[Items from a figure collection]

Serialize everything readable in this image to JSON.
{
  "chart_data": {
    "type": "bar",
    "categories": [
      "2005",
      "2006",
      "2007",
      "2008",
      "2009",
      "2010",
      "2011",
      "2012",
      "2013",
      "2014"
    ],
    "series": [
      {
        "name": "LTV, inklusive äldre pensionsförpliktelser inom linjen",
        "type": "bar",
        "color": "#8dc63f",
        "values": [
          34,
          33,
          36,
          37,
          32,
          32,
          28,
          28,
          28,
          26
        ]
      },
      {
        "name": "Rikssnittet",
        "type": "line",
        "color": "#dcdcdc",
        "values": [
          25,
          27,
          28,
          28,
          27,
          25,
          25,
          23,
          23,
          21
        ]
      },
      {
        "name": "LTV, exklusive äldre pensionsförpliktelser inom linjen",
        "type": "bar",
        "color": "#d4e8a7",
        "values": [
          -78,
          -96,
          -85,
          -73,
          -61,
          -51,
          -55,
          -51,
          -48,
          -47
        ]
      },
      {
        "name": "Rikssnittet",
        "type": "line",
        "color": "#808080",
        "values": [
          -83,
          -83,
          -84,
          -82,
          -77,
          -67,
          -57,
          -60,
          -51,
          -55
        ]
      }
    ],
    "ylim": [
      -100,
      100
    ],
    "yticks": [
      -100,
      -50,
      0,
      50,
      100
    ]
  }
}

- [Work to complete] Copy out the whole listing, exactly as written.

- [Output below]
Serialize everything readable in this image to JSON.
{
  "chart_data": {
    "type": "bar",
    "categories": [
      "2005",
      "2006",
      "2007",
      "2008",
      "2009",
      "2010",
      "2011",
      "2012",
      "2013",
      "2014"
    ],
    "series": [
      {
        "name": "LTV, inklusive äldre pensionsförpliktelser inom linjen",
        "type": "bar",
        "color": "#8dc63f",
        "values": [
          34,
          33,
          36,
          37,
          32,
          32,
          28,
          28,
          28,
          26
        ]
      },
      {
        "name": "Rikssnittet",
        "type": "line",
        "color": "#dcdcdc",
        "values": [
          25,
          27,
          28,
          28,
          27,
          25,
          25,
          23,
          23,
          21
        ]
      },
      {
        "name": "LTV, exklusive äldre pensionsförpliktelser inom linjen",
        "type": "bar",
        "color": "#d4e8a7",
        "values": [
          -78,
          -96,
          -85,
          -73,
          -61,
          -51,
          -55,
          -51,
          -48,
          -47
        ]
      },
      {
        "name": "Rikssnittet",
        "type": "line",
        "color": "#808080",
        "values": [
          -83,
          -83,
          -84,
          -82,
          -77,
          -67,
          -57,
          -60,
          -51,
          -55
        ]
      }
    ],
    "ylim": [
      -100,
      100
    ],
    "yticks": [
      -100,
      -50,
      0,
      50,
      100
    ]
  }
}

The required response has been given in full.